------ DATA EXCERPTS
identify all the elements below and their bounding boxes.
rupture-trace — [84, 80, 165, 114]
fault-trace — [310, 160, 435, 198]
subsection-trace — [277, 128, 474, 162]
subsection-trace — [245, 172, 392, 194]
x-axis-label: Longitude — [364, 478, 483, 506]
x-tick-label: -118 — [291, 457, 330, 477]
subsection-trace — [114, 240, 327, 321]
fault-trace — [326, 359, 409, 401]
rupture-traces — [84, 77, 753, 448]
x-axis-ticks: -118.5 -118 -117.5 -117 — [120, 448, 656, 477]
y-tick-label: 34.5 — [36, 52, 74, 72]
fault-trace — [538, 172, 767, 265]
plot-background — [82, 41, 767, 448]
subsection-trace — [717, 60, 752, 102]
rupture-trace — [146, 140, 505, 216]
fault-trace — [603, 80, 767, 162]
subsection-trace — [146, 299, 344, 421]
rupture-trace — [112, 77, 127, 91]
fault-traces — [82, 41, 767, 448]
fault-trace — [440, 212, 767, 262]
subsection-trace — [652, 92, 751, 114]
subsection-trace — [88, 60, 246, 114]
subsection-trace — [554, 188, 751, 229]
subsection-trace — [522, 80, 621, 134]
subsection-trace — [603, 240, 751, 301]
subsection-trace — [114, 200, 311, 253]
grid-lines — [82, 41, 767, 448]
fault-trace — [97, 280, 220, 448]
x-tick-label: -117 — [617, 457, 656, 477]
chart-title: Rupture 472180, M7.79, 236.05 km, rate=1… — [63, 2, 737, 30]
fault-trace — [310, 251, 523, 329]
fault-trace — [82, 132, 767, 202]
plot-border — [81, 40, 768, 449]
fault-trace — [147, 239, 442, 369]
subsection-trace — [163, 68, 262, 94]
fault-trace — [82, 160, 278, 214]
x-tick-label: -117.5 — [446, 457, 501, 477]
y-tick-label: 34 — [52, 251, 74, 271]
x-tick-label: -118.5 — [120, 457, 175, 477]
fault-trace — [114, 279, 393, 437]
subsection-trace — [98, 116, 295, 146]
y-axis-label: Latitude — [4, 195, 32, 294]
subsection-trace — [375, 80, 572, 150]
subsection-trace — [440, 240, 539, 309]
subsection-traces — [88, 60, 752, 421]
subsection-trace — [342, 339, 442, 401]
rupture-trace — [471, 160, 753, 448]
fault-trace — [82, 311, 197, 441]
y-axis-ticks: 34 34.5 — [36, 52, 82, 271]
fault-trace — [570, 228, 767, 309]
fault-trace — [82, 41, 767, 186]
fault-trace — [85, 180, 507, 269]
------------
**STATED PROBLEM:**
Copy every line of the listing above word for word, with nothing changed.

**WRITTEN SOLUTION:**
identify all the elements below and their bounding boxes.
rupture-trace — [84, 80, 165, 114]
fault-trace — [310, 160, 435, 198]
subsection-trace — [277, 128, 474, 162]
subsection-trace — [245, 172, 392, 194]
x-axis-label: Longitude — [364, 478, 483, 506]
x-tick-label: -118 — [291, 457, 330, 477]
subsection-trace — [114, 240, 327, 321]
fault-trace — [326, 359, 409, 401]
rupture-traces — [84, 77, 753, 448]
x-axis-ticks: -118.5 -118 -117.5 -117 — [120, 448, 656, 477]
y-tick-label: 34.5 — [36, 52, 74, 72]
fault-trace — [538, 172, 767, 265]
plot-background — [82, 41, 767, 448]
subsection-trace — [717, 60, 752, 102]
rupture-trace — [146, 140, 505, 216]
fault-trace — [603, 80, 767, 162]
subsection-trace — [146, 299, 344, 421]
rupture-trace — [112, 77, 127, 91]
fault-traces — [82, 41, 767, 448]
fault-trace — [440, 212, 767, 262]
subsection-trace — [652, 92, 751, 114]
subsection-trace — [88, 60, 246, 114]
subsection-trace — [554, 188, 751, 229]
subsection-trace — [522, 80, 621, 134]
subsection-trace — [603, 240, 751, 301]
subsection-trace — [114, 200, 311, 253]
grid-lines — [82, 41, 767, 448]
fault-trace — [97, 280, 220, 448]
x-tick-label: -117 — [617, 457, 656, 477]
chart-title: Rupture 472180, M7.79, 236.05 km, rate=1… — [63, 2, 737, 30]
fault-trace — [310, 251, 523, 329]
fault-trace — [82, 132, 767, 202]
plot-border — [81, 40, 768, 449]
fault-trace — [147, 239, 442, 369]
subsection-trace — [163, 68, 262, 94]
fault-trace — [82, 160, 278, 214]
x-tick-label: -117.5 — [446, 457, 501, 477]
y-tick-label: 34 — [52, 251, 74, 271]
x-tick-label: -118.5 — [120, 457, 175, 477]
fault-trace — [114, 279, 393, 437]
subsection-trace — [98, 116, 295, 146]
y-axis-label: Latitude — [4, 195, 32, 294]
subsection-trace — [375, 80, 572, 150]
subsection-trace — [440, 240, 539, 309]
subsection-traces — [88, 60, 752, 421]
subsection-trace — [342, 339, 442, 401]
rupture-trace — [471, 160, 753, 448]
fault-trace — [82, 311, 197, 441]
y-axis-ticks: 34 34.5 — [36, 52, 82, 271]
fault-trace — [570, 228, 767, 309]
fault-trace — [82, 41, 767, 186]
fault-trace — [85, 180, 507, 269]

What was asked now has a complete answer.